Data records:
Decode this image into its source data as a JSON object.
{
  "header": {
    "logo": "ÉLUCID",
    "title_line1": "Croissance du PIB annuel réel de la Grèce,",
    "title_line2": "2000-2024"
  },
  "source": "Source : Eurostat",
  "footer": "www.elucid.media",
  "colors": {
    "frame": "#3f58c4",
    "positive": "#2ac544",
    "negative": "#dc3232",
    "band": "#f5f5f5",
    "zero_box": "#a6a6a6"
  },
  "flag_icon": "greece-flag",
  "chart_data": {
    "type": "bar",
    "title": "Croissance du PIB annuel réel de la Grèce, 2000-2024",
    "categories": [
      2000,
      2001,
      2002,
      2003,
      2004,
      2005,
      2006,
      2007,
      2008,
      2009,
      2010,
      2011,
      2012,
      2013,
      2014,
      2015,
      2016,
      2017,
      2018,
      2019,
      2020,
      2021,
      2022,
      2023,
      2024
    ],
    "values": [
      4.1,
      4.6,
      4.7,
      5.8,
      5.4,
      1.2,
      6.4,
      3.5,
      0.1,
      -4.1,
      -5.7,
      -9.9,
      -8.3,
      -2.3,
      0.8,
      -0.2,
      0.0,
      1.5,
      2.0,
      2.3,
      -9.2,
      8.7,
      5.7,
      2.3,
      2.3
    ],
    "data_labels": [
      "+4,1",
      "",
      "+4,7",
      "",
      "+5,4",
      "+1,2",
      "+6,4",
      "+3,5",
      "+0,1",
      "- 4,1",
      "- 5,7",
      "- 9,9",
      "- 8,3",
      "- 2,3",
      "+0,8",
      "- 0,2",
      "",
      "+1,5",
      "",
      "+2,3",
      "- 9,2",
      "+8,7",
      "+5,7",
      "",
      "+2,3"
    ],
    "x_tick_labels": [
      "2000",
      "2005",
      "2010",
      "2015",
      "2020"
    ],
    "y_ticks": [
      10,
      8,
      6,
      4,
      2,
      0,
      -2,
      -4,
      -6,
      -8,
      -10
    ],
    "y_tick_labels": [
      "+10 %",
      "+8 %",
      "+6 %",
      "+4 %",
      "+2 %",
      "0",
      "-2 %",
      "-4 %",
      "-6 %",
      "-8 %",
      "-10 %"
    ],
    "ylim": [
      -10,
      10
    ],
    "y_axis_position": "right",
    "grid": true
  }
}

- **Stated goal**
Quote the data above in full, changing nothing.

- **Result**
Decode this image into its source data as a JSON object.
{
  "header": {
    "logo": "ÉLUCID",
    "title_line1": "Croissance du PIB annuel réel de la Grèce,",
    "title_line2": "2000-2024"
  },
  "source": "Source : Eurostat",
  "footer": "www.elucid.media",
  "colors": {
    "frame": "#3f58c4",
    "positive": "#2ac544",
    "negative": "#dc3232",
    "band": "#f5f5f5",
    "zero_box": "#a6a6a6"
  },
  "flag_icon": "greece-flag",
  "chart_data": {
    "type": "bar",
    "title": "Croissance du PIB annuel réel de la Grèce, 2000-2024",
    "categories": [
      2000,
      2001,
      2002,
      2003,
      2004,
      2005,
      2006,
      2007,
      2008,
      2009,
      2010,
      2011,
      2012,
      2013,
      2014,
      2015,
      2016,
      2017,
      2018,
      2019,
      2020,
      2021,
      2022,
      2023,
      2024
    ],
    "values": [
      4.1,
      4.6,
      4.7,
      5.8,
      5.4,
      1.2,
      6.4,
      3.5,
      0.1,
      -4.1,
      -5.7,
      -9.9,
      -8.3,
      -2.3,
      0.8,
      -0.2,
      0.0,
      1.5,
      2.0,
      2.3,
      -9.2,
      8.7,
      5.7,
      2.3,
      2.3
    ],
    "data_labels": [
      "+4,1",
      "",
      "+4,7",
      "",
      "+5,4",
      "+1,2",
      "+6,4",
      "+3,5",
      "+0,1",
      "- 4,1",
      "- 5,7",
      "- 9,9",
      "- 8,3",
      "- 2,3",
      "+0,8",
      "- 0,2",
      "",
      "+1,5",
      "",
      "+2,3",
      "- 9,2",
      "+8,7",
      "+5,7",
      "",
      "+2,3"
    ],
    "x_tick_labels": [
      "2000",
      "2005",
      "2010",
      "2015",
      "2020"
    ],
    "y_ticks": [
      10,
      8,
      6,
      4,
      2,
      0,
      -2,
      -4,
      -6,
      -8,
      -10
    ],
    "y_tick_labels": [
      "+10 %",
      "+8 %",
      "+6 %",
      "+4 %",
      "+2 %",
      "0",
      "-2 %",
      "-4 %",
      "-6 %",
      "-8 %",
      "-10 %"
    ],
    "ylim": [
      -10,
      10
    ],
    "y_axis_position": "right",
    "grid": true
  }
}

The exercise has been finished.